— START —

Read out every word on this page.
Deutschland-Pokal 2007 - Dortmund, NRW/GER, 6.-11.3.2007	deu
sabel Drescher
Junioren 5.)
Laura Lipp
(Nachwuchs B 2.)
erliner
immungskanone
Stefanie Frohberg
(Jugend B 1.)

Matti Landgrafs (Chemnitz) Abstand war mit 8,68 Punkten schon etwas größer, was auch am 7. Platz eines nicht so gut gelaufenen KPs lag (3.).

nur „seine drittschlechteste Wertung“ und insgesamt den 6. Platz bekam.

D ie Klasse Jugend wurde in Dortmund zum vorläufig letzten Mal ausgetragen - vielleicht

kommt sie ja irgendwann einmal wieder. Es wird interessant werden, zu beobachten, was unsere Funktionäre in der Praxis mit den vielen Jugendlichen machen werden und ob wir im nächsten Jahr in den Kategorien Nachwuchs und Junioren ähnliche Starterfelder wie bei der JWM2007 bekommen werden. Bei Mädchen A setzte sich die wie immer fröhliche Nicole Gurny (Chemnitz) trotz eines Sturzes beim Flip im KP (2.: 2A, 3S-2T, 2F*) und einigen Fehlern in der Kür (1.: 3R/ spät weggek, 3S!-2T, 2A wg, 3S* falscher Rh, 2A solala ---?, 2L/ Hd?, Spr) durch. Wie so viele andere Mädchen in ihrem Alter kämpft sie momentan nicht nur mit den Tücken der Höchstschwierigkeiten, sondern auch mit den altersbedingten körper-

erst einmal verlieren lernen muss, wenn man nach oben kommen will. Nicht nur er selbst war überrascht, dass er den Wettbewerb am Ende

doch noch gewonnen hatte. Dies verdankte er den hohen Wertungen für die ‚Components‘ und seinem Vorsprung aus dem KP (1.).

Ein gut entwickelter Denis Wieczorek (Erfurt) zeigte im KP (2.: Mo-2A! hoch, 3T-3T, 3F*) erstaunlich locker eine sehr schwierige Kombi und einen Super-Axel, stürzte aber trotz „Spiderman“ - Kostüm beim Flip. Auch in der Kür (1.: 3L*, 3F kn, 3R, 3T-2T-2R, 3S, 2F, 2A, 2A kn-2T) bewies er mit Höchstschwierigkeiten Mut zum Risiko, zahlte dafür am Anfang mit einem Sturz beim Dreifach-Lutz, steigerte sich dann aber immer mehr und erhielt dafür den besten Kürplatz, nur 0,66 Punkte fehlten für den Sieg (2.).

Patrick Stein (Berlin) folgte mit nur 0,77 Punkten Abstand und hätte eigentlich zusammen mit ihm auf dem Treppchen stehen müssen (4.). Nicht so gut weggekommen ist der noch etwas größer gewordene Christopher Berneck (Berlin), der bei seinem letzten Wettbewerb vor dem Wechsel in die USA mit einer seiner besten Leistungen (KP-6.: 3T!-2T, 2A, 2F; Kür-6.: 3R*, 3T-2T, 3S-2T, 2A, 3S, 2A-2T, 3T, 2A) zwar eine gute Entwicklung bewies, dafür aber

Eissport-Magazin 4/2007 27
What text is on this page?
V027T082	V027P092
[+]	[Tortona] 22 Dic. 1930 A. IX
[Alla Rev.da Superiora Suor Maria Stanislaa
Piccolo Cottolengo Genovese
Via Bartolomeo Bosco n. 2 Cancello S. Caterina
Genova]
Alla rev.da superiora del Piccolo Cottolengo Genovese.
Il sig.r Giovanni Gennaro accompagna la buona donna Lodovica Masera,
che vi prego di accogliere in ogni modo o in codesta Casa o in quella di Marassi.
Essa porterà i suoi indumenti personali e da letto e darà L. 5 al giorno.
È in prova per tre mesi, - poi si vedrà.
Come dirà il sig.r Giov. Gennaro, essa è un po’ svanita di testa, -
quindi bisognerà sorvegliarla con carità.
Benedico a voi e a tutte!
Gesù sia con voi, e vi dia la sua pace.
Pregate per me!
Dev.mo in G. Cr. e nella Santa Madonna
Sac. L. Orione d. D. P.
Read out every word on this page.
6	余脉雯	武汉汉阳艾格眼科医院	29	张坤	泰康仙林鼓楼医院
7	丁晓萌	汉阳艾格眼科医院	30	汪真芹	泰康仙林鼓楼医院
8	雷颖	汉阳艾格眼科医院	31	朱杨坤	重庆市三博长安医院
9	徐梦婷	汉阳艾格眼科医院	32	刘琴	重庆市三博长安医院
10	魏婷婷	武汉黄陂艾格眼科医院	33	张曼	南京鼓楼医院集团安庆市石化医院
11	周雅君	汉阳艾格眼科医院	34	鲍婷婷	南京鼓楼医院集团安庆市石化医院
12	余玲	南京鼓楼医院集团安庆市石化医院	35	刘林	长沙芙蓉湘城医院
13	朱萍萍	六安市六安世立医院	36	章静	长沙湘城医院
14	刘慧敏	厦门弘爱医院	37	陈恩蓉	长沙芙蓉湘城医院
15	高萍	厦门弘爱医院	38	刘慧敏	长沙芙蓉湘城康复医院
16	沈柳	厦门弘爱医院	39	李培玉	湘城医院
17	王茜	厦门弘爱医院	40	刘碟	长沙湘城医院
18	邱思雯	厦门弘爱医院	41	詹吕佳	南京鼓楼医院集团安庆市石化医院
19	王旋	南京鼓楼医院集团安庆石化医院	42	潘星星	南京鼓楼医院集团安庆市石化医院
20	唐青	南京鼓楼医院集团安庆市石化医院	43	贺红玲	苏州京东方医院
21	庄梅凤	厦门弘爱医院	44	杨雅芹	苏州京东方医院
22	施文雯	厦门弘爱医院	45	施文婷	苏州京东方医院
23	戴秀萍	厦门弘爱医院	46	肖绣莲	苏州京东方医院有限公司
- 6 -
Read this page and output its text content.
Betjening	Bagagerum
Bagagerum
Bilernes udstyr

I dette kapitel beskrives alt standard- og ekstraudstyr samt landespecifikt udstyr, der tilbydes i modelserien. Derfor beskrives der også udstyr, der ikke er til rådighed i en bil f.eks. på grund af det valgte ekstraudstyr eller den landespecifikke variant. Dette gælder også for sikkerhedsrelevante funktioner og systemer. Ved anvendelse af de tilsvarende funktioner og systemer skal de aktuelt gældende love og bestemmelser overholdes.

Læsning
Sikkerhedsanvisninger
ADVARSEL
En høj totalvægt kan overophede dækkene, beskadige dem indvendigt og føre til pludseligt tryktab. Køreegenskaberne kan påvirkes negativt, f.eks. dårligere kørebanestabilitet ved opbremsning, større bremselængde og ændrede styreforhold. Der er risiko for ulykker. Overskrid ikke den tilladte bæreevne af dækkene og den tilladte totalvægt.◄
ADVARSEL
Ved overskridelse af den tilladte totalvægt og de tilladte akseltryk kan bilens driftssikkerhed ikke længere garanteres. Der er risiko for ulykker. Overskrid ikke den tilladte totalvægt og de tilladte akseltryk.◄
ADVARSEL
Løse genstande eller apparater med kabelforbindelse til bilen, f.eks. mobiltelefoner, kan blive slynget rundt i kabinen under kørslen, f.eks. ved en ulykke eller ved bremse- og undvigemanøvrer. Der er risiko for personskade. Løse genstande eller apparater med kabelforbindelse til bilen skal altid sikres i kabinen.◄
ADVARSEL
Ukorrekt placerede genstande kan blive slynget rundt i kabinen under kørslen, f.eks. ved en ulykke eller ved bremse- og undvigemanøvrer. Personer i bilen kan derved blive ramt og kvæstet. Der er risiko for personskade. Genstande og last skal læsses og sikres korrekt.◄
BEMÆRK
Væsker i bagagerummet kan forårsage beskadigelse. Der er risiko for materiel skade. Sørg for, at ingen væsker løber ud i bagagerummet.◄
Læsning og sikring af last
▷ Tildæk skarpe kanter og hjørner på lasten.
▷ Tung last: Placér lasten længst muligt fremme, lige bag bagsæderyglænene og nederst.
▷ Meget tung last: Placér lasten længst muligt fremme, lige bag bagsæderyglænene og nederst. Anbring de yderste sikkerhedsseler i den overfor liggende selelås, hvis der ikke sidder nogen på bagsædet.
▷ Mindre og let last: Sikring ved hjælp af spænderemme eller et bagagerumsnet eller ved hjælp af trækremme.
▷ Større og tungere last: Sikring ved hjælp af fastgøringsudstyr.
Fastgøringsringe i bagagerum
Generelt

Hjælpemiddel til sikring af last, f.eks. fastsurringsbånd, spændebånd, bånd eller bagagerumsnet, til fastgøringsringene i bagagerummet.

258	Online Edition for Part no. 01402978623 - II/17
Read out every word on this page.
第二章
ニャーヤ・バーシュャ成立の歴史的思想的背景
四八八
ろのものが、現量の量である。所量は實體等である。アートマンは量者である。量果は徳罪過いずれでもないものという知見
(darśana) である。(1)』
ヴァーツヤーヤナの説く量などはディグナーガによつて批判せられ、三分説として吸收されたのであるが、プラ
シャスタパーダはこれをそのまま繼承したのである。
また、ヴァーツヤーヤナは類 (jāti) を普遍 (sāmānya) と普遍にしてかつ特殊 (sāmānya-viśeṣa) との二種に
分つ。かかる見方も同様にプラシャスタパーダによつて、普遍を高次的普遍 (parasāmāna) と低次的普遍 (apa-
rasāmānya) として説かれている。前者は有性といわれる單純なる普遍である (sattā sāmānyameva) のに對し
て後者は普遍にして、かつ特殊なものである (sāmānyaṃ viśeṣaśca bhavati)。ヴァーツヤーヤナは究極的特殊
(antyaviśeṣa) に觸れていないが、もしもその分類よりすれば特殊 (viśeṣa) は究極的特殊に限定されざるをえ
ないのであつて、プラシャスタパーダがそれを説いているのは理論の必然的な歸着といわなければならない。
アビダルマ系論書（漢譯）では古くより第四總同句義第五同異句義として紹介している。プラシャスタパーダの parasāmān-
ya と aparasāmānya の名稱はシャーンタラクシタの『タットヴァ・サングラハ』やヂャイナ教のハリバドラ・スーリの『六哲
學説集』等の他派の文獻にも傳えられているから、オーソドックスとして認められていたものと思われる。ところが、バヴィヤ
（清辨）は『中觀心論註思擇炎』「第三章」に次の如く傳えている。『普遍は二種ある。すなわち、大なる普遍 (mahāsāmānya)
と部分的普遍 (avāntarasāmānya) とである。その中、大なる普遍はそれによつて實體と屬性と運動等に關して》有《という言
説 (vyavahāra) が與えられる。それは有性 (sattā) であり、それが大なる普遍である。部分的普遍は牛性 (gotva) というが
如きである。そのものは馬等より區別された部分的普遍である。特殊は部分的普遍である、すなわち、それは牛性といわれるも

— END —

• **Brief**
In the listing above, locate each line with "すなわち" and copy it.

• **Final answer**
（清辨）は『中觀心論註思擇炎』「第三章」に次の如く傳えている。『普遍は二種ある。すなわち、大なる普遍 (mahāsāmānya)
如きである。そのものは馬等より區別された部分的普遍である。特殊は部分的普遍である、すなわち、それは牛性といわれるも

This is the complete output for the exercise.